**Requirement**
Find the string "касающихся" and gather every line that holds it.

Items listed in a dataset
---
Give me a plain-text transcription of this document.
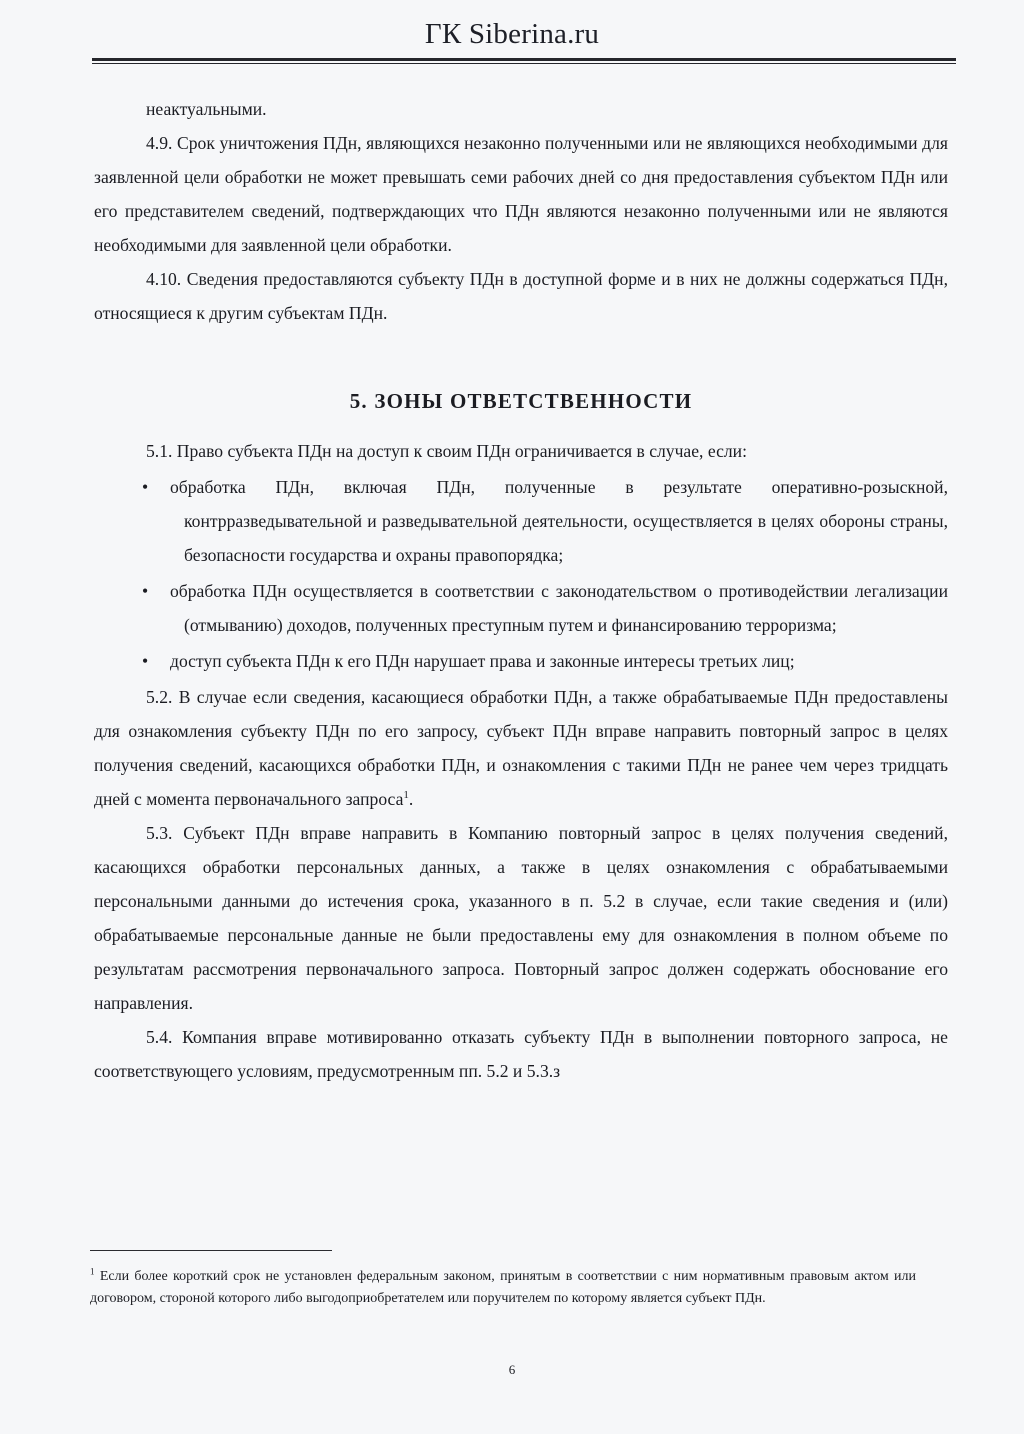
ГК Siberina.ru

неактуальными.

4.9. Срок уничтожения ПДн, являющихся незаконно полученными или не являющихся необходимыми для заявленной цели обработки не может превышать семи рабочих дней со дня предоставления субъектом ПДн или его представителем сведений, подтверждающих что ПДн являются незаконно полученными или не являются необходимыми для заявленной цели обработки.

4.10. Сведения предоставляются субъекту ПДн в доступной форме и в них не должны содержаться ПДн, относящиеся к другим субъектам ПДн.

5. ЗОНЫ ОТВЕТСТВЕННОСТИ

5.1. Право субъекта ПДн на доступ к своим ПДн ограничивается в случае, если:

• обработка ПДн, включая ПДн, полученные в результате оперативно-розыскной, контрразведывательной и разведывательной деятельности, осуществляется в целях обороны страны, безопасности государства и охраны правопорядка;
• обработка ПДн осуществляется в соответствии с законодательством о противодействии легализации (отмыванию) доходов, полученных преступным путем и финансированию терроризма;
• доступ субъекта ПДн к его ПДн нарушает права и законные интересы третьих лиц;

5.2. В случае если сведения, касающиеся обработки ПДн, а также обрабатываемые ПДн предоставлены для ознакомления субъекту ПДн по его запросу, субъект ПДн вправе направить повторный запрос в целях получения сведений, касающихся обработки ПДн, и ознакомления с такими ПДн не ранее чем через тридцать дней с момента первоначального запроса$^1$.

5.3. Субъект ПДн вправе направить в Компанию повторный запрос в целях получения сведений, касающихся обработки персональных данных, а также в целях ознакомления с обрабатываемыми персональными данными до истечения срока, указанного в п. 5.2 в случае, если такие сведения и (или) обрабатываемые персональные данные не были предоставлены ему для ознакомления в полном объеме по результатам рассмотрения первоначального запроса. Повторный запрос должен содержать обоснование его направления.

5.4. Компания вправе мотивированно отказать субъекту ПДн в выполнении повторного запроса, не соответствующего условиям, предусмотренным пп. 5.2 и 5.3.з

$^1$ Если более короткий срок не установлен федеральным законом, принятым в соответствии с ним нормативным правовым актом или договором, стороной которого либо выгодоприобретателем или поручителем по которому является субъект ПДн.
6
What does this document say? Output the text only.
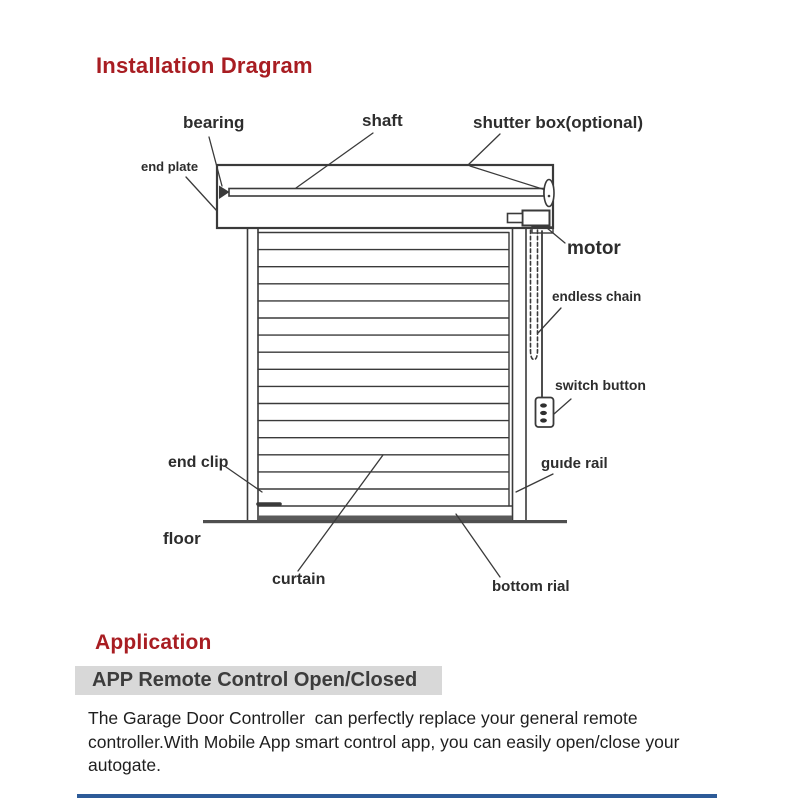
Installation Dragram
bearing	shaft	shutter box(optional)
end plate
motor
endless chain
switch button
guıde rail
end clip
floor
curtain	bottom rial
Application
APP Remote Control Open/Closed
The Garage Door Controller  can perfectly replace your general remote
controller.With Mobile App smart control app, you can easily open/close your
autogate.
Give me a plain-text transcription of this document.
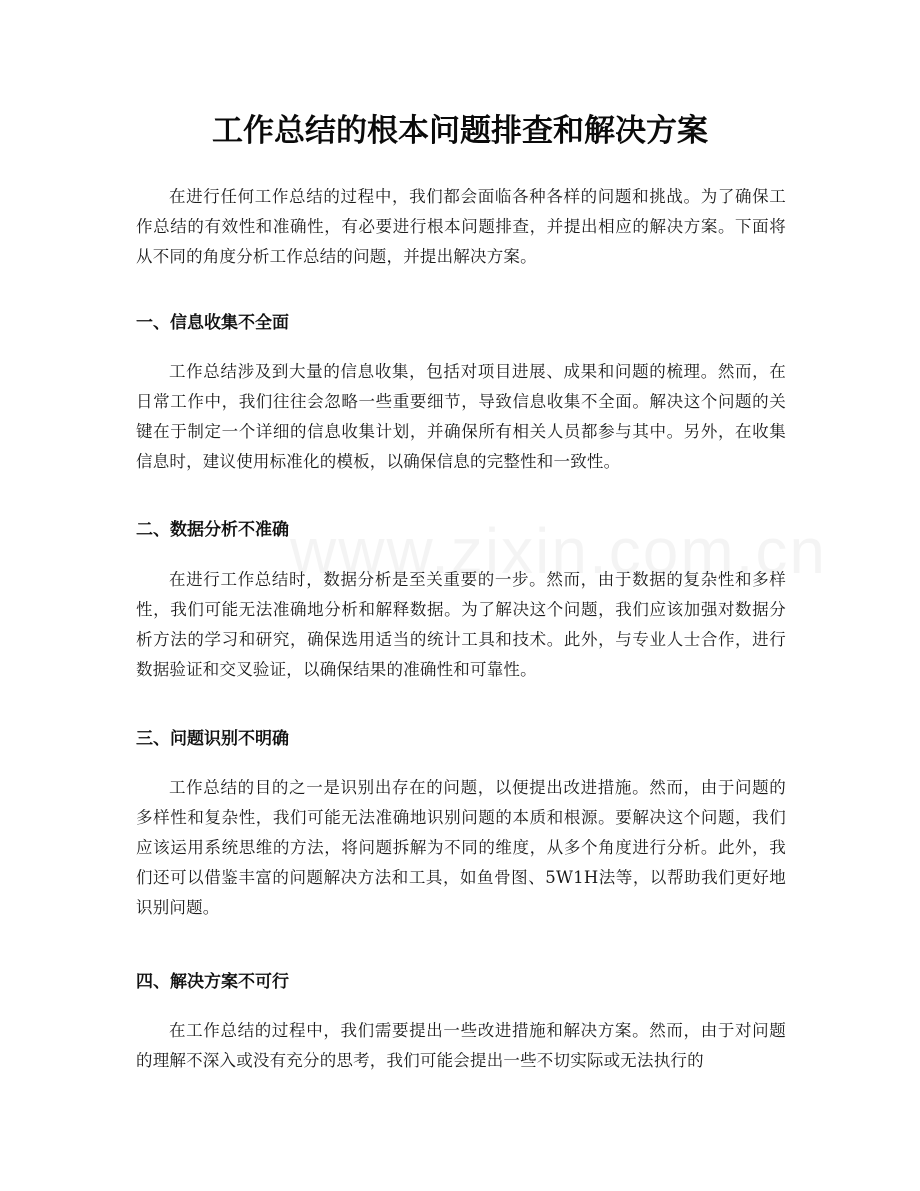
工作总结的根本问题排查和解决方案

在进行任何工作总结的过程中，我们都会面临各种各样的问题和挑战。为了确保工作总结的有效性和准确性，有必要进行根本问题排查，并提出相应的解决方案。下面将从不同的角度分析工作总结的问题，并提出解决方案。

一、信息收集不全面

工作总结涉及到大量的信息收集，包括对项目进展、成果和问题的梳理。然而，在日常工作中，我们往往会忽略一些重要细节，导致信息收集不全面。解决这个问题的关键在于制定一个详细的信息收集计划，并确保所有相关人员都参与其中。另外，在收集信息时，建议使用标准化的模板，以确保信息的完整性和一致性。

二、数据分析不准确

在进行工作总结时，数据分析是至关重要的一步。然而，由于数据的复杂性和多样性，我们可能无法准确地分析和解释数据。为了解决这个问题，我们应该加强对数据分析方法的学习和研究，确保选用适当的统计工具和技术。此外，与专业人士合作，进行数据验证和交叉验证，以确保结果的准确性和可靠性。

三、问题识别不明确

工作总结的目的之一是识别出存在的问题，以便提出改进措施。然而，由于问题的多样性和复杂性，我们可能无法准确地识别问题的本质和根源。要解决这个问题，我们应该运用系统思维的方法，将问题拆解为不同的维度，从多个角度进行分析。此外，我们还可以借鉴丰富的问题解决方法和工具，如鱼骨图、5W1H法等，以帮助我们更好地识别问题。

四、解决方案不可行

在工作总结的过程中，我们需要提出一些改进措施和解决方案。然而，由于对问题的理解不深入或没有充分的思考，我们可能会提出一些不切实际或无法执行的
---
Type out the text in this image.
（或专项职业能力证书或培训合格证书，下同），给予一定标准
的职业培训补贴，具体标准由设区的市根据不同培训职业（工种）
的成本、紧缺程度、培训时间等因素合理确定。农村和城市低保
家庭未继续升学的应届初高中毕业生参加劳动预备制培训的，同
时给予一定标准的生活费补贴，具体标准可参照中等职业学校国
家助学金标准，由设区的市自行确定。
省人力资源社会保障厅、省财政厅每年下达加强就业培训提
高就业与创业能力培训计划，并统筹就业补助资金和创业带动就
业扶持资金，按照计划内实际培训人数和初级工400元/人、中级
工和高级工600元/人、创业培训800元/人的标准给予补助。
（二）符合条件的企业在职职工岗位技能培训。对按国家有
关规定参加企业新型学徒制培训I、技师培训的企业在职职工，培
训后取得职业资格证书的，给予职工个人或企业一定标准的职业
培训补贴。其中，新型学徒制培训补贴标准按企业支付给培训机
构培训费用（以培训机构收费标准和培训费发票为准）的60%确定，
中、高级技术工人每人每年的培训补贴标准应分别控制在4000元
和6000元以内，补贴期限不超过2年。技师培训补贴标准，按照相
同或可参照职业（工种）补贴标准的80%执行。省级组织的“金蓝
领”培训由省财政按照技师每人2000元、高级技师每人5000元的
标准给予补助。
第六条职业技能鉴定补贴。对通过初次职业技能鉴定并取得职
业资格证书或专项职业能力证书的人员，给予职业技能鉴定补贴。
---
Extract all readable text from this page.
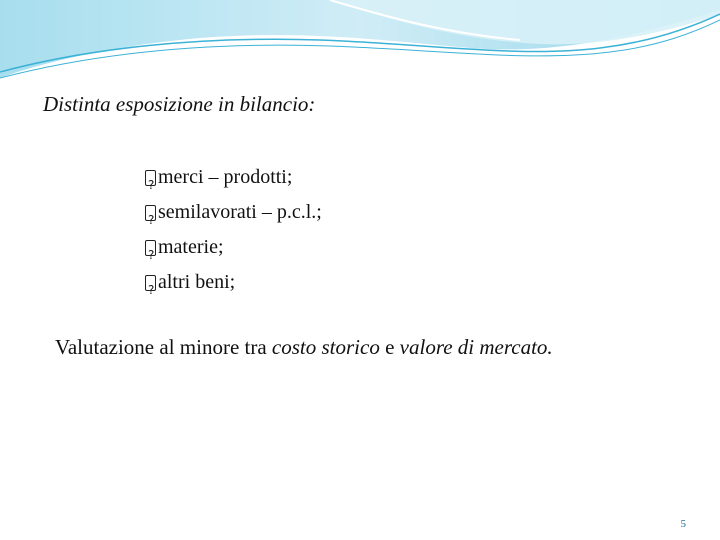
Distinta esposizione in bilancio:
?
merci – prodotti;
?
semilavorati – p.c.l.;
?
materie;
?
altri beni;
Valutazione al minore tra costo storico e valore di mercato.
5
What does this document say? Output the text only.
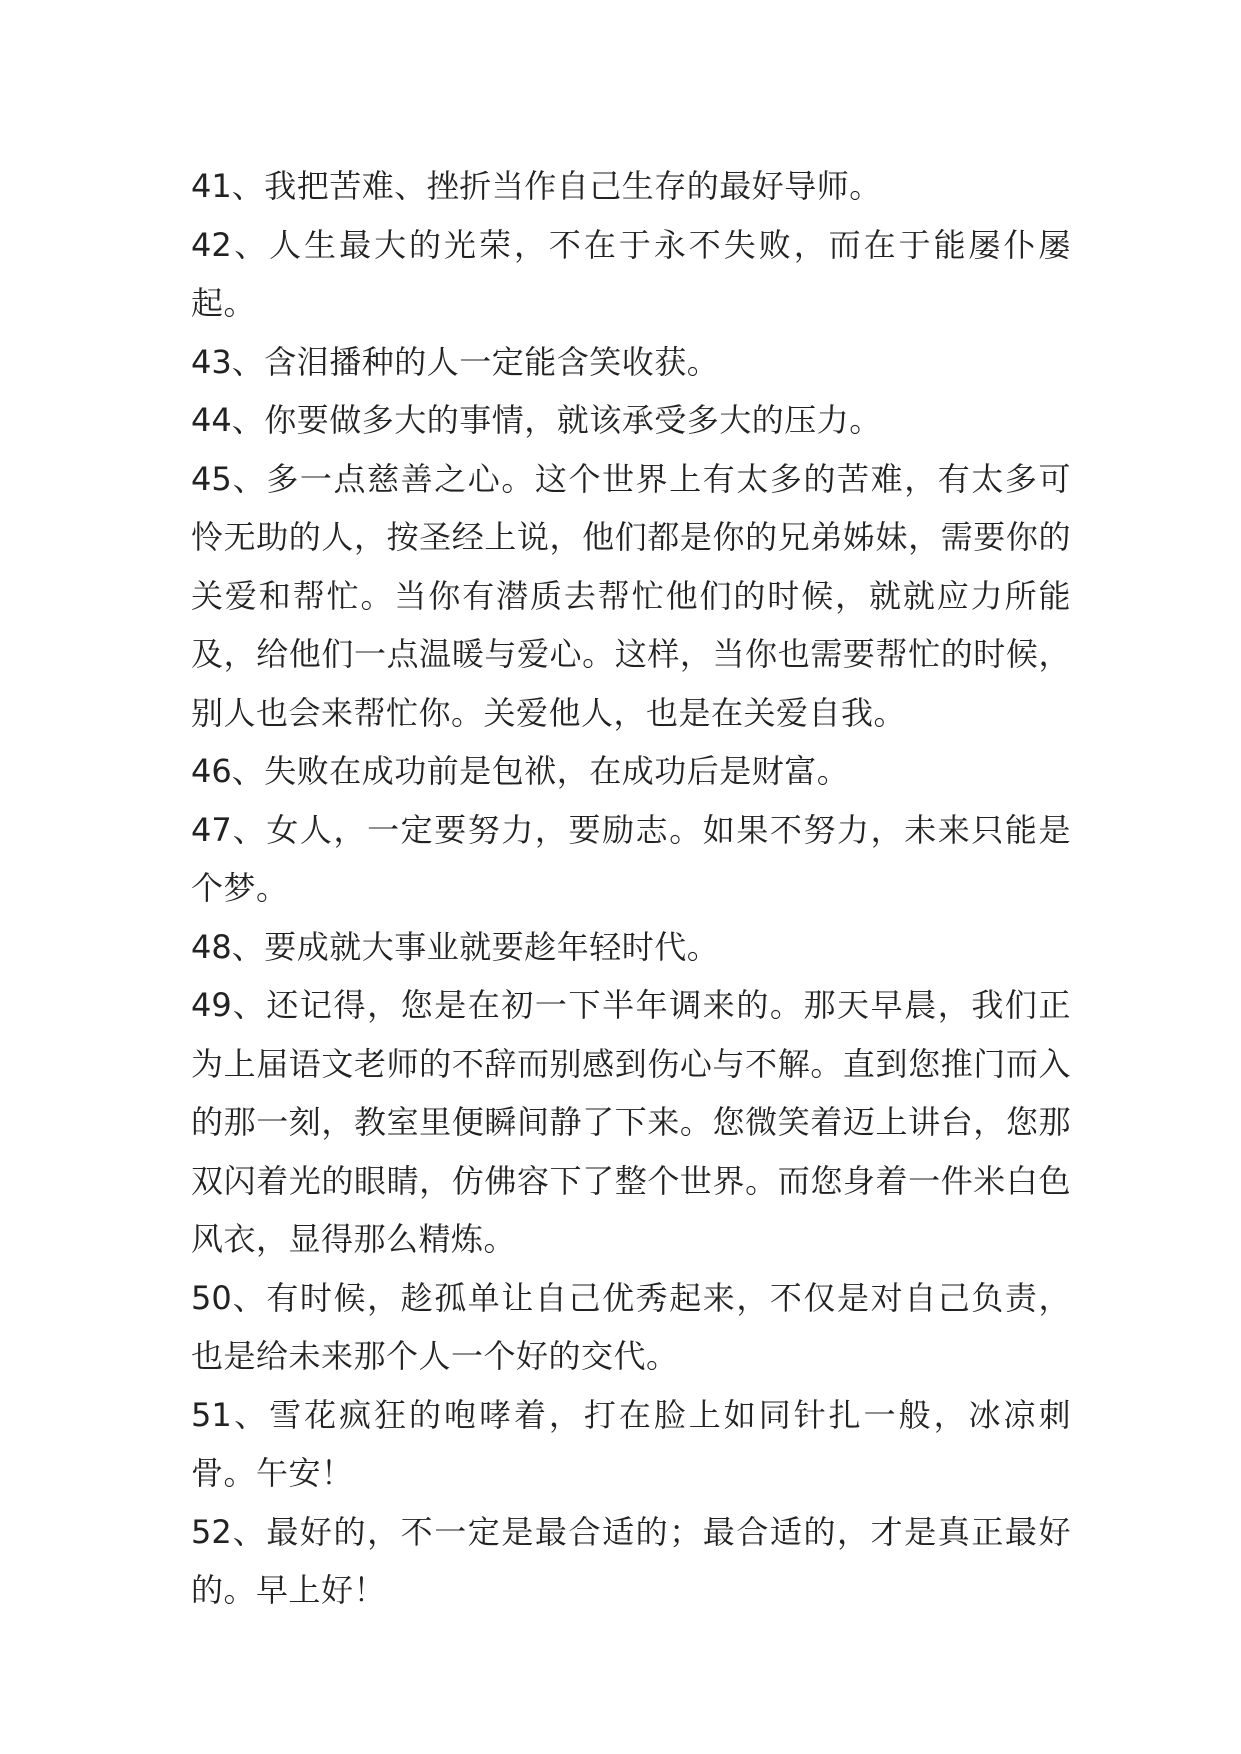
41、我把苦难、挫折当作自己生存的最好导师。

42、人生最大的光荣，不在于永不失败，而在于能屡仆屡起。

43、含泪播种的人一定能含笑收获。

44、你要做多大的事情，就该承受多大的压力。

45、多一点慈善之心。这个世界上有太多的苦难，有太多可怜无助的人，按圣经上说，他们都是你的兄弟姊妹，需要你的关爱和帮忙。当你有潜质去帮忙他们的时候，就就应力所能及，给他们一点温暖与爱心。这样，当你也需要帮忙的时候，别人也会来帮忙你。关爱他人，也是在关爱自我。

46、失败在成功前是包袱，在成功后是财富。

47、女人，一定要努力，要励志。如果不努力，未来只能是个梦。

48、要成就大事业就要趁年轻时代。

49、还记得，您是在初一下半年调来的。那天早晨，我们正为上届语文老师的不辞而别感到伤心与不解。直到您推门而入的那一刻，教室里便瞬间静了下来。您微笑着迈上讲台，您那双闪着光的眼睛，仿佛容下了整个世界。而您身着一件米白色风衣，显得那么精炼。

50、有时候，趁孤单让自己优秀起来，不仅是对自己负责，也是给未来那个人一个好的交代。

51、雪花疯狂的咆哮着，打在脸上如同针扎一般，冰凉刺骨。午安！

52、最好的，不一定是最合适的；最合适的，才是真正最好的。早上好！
---
**Output of the exercise**
5.2. В случае если сведения, касающиеся обработки ПДн, а также обрабатываемые ПДн предоставлены для ознакомления субъекту ПДн по его запросу, субъект ПДн вправе направить повторный запрос в целях получения сведений, касающихся обработки ПДн, и ознакомления с такими ПДн не ранее чем через тридцать дней с момента первоначального запроса$^1$.
5.3. Субъект ПДн вправе направить в Компанию повторный запрос в целях получения сведений, касающихся обработки персональных данных, а также в целях ознакомления с обрабатываемыми персональными данными до истечения срока, указанного в п. 5.2 в случае, если такие сведения и (или) обрабатываемые персональные данные не были предоставлены ему для ознакомления в полном объеме по результатам рассмотрения первоначального запроса. Повторный запрос должен содержать обоснование его направления.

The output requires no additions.